### [YOUR OBJECTIVE]
The records below must be retyped exactly.
★ ★ ★ ★ ★
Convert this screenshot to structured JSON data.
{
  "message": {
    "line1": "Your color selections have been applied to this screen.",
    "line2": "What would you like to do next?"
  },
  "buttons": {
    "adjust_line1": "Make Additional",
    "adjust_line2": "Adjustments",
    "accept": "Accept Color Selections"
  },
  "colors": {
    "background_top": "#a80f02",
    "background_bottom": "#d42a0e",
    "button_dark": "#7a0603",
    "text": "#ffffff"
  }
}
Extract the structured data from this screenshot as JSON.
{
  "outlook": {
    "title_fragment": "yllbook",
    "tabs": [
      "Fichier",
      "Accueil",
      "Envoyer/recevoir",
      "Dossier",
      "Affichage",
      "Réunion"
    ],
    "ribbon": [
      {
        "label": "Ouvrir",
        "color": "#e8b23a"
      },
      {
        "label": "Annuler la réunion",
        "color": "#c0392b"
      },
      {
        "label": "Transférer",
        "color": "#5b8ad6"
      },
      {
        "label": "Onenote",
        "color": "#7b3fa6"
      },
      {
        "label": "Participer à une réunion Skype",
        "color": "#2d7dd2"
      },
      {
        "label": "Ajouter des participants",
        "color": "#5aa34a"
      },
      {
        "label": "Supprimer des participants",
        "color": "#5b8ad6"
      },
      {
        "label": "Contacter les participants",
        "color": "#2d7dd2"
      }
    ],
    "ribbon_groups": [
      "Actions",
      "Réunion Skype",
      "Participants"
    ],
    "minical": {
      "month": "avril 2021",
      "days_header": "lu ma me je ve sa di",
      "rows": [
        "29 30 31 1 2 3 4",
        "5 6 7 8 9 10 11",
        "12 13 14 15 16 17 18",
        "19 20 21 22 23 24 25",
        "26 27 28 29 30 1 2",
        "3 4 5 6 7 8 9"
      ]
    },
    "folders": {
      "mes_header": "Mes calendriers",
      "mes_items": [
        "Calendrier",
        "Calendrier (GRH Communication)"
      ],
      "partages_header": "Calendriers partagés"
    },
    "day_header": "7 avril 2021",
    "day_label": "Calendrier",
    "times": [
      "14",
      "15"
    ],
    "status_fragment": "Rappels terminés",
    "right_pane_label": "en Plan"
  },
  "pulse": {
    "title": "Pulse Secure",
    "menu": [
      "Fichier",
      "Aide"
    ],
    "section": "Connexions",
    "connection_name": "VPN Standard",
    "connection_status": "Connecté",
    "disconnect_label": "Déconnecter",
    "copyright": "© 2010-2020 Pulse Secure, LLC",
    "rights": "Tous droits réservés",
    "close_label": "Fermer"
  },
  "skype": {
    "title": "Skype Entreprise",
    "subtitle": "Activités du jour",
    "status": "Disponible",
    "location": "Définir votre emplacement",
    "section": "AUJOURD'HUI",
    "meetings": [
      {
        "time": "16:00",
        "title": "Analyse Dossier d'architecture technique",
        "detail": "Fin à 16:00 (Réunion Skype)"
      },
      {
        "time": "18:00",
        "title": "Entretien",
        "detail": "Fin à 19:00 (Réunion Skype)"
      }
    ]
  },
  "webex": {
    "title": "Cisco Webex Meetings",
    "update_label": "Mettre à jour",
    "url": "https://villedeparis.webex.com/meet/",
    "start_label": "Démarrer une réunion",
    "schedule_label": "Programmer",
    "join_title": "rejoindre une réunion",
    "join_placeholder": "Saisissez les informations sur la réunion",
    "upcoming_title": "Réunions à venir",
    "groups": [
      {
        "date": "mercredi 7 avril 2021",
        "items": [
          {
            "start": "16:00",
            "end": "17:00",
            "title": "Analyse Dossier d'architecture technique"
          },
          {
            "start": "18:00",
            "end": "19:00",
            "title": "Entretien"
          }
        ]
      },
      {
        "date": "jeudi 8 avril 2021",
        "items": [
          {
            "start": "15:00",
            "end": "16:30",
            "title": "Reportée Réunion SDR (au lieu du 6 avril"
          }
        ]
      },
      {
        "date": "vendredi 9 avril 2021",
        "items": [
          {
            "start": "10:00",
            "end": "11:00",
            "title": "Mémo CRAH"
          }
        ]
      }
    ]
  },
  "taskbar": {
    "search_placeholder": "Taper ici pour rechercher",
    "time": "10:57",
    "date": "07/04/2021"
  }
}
★ ★ ★ ★ ★
### [RESPONSE]
Convert this screenshot to structured JSON data.
{
  "message": {
    "line1": "Your color selections have been applied to this screen.",
    "line2": "What would you like to do next?"
  },
  "buttons": {
    "adjust_line1": "Make Additional",
    "adjust_line2": "Adjustments",
    "accept": "Accept Color Selections"
  },
  "colors": {
    "background_top": "#a80f02",
    "background_bottom": "#d42a0e",
    "button_dark": "#7a0603",
    "text": "#ffffff"
  }
}
Extract the structured data from this screenshot as JSON.
{
  "outlook": {
    "title_fragment": "yllbook",
    "tabs": [
      "Fichier",
      "Accueil",
      "Envoyer/recevoir",
      "Dossier",
      "Affichage",
      "Réunion"
    ],
    "ribbon": [
      {
        "label": "Ouvrir",
        "color": "#e8b23a"
      },
      {
        "label": "Annuler la réunion",
        "color": "#c0392b"
      },
      {
        "label": "Transférer",
        "color": "#5b8ad6"
      },
      {
        "label": "Onenote",
        "color": "#7b3fa6"
      },
      {
        "label": "Participer à une réunion Skype",
        "color": "#2d7dd2"
      },
      {
        "label": "Ajouter des participants",
        "color": "#5aa34a"
      },
      {
        "label": "Supprimer des participants",
        "color": "#5b8ad6"
      },
      {
        "label": "Contacter les participants",
        "color": "#2d7dd2"
      }
    ],
    "ribbon_groups": [
      "Actions",
      "Réunion Skype",
      "Participants"
    ],
    "minical": {
      "month": "avril 2021",
      "days_header": "lu ma me je ve sa di",
      "rows": [
        "29 30 31 1 2 3 4",
        "5 6 7 8 9 10 11",
        "12 13 14 15 16 17 18",
        "19 20 21 22 23 24 25",
        "26 27 28 29 30 1 2",
        "3 4 5 6 7 8 9"
      ]
    },
    "folders": {
      "mes_header": "Mes calendriers",
      "mes_items": [
        "Calendrier",
        "Calendrier (GRH Communication)"
      ],
      "partages_header": "Calendriers partagés"
    },
    "day_header": "7 avril 2021",
    "day_label": "Calendrier",
    "times": [
      "14",
      "15"
    ],
    "status_fragment": "Rappels terminés",
    "right_pane_label": "en Plan"
  },
  "pulse": {
    "title": "Pulse Secure",
    "menu": [
      "Fichier",
      "Aide"
    ],
    "section": "Connexions",
    "connection_name": "VPN Standard",
    "connection_status": "Connecté",
    "disconnect_label": "Déconnecter",
    "copyright": "© 2010-2020 Pulse Secure, LLC",
    "rights": "Tous droits réservés",
    "close_label": "Fermer"
  },
  "skype": {
    "title": "Skype Entreprise",
    "subtitle": "Activités du jour",
    "status": "Disponible",
    "location": "Définir votre emplacement",
    "section": "AUJOURD'HUI",
    "meetings": [
      {
        "time": "16:00",
        "title": "Analyse Dossier d'architecture technique",
        "detail": "Fin à 16:00 (Réunion Skype)"
      },
      {
        "time": "18:00",
        "title": "Entretien",
        "detail": "Fin à 19:00 (Réunion Skype)"
      }
    ]
  },
  "webex": {
    "title": "Cisco Webex Meetings",
    "update_label": "Mettre à jour",
    "url": "https://villedeparis.webex.com/meet/",
    "start_label": "Démarrer une réunion",
    "schedule_label": "Programmer",
    "join_title": "rejoindre une réunion",
    "join_placeholder": "Saisissez les informations sur la réunion",
    "upcoming_title": "Réunions à venir",
    "groups": [
      {
        "date": "mercredi 7 avril 2021",
        "items": [
          {
            "start": "16:00",
            "end": "17:00",
            "title": "Analyse Dossier d'architecture technique"
          },
          {
            "start": "18:00",
            "end": "19:00",
            "title": "Entretien"
          }
        ]
      },
      {
        "date": "jeudi 8 avril 2021",
        "items": [
          {
            "start": "15:00",
            "end": "16:30",
            "title": "Reportée Réunion SDR (au lieu du 6 avril"
          }
        ]
      },
      {
        "date": "vendredi 9 avril 2021",
        "items": [
          {
            "start": "10:00",
            "end": "11:00",
            "title": "Mémo CRAH"
          }
        ]
      }
    ]
  },
  "taskbar": {
    "search_placeholder": "Taper ici pour rechercher",
    "time": "10:57",
    "date": "07/04/2021"
  }
}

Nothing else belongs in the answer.